◆ **INSTRUCTIONS TO FOLLOW**:
Find how many lines in the data below mention "interventions". Give the number only.

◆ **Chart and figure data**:
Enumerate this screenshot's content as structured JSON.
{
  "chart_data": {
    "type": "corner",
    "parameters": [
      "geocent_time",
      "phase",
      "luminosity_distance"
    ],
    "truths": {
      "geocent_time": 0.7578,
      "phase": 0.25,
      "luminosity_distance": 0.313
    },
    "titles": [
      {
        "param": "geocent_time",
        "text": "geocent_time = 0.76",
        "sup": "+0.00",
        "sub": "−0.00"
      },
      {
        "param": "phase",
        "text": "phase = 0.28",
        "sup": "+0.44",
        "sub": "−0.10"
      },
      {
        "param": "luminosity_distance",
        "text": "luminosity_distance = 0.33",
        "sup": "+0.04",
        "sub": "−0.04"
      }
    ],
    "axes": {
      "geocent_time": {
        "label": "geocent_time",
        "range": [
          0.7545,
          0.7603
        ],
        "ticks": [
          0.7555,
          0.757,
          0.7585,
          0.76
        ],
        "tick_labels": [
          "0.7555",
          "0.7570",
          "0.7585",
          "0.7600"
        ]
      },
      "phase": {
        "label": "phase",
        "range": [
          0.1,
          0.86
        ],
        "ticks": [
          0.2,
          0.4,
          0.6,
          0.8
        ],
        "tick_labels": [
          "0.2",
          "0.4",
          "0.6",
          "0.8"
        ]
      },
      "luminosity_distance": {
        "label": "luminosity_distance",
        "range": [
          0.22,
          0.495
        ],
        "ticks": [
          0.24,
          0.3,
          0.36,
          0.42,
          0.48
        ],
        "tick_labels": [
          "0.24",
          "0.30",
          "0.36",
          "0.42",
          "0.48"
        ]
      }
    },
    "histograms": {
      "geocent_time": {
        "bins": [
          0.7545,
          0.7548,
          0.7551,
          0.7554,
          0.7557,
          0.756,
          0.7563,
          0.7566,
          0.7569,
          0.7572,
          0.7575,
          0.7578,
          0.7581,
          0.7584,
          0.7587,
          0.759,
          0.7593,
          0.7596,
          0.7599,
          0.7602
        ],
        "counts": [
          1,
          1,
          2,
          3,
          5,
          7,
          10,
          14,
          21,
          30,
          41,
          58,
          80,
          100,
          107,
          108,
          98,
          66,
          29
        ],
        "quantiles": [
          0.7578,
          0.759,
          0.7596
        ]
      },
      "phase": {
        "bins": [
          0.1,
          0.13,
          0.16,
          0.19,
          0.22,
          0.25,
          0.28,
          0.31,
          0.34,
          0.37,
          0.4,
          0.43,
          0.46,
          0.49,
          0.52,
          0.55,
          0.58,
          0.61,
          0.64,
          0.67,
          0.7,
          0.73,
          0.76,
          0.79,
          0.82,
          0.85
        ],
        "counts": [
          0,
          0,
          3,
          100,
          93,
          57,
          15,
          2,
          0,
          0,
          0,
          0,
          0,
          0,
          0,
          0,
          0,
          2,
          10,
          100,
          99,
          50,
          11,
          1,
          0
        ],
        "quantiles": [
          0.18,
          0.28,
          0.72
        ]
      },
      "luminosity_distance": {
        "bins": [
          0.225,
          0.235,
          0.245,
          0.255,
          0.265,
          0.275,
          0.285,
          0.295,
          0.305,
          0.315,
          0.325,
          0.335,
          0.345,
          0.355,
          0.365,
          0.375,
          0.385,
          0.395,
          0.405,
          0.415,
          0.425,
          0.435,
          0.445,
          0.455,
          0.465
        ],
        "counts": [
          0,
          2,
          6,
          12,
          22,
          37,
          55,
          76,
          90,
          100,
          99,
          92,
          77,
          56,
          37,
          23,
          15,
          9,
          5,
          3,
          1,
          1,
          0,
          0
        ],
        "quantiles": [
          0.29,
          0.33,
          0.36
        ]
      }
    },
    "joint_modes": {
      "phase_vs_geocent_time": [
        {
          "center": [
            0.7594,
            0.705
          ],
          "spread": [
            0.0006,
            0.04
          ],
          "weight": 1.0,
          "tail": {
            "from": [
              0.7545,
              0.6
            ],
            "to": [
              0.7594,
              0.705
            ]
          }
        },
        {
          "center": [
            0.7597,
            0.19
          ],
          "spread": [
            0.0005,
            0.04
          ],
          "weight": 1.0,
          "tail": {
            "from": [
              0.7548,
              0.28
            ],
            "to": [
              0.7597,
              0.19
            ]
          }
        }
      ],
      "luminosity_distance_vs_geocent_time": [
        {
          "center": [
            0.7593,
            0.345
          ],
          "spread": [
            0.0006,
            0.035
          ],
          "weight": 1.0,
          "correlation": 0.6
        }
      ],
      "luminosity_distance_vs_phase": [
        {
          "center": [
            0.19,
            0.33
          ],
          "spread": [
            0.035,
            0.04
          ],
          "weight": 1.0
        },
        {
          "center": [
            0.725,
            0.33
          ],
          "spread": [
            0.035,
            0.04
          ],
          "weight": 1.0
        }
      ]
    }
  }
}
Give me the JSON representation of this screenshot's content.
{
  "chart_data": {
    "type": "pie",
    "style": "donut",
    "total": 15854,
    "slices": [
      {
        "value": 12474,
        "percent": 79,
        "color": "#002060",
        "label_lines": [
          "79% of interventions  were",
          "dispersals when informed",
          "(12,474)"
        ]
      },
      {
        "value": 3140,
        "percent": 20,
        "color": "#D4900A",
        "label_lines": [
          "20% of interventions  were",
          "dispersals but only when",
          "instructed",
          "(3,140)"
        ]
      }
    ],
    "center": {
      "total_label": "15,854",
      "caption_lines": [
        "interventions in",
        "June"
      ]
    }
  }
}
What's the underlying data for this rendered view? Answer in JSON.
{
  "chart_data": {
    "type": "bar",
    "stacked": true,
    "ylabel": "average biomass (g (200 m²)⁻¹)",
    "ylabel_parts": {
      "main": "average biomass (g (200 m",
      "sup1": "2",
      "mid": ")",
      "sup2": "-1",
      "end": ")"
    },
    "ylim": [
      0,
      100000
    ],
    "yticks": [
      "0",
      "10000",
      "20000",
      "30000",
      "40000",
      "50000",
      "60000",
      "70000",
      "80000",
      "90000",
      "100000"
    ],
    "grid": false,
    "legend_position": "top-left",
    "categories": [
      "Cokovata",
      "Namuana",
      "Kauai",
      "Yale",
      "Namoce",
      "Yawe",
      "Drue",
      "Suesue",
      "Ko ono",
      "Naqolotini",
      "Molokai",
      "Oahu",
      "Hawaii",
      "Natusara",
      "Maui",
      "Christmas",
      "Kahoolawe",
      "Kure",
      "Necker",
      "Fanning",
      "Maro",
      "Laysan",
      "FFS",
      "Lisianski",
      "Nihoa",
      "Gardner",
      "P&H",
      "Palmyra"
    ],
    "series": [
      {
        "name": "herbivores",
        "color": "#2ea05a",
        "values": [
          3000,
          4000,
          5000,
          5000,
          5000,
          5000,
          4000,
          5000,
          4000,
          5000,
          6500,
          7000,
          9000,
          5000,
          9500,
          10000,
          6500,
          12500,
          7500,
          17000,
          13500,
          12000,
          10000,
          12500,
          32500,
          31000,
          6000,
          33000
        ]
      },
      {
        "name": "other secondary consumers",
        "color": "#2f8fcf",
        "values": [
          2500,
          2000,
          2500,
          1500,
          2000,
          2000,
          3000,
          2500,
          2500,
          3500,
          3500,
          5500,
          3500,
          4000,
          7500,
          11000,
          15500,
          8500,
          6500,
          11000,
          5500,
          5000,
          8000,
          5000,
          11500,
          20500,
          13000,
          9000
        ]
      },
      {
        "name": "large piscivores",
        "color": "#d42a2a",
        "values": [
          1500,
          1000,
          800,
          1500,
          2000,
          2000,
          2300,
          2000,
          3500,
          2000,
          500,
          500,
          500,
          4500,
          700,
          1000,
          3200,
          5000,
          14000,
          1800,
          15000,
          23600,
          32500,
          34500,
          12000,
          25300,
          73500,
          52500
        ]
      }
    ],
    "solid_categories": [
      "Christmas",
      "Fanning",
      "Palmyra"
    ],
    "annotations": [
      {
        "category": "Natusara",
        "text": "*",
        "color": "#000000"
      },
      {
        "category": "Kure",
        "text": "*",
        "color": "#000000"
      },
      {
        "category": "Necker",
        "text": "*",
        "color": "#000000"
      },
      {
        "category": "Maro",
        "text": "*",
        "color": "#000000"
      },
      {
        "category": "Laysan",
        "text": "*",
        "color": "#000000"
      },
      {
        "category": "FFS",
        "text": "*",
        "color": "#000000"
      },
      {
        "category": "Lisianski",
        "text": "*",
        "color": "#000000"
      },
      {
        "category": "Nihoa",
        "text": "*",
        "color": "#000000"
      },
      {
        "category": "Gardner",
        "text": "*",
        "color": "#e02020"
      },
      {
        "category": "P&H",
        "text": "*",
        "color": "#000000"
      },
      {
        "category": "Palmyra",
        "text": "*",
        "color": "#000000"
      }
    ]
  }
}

◆ **EXERCISE SOLUTION**:
3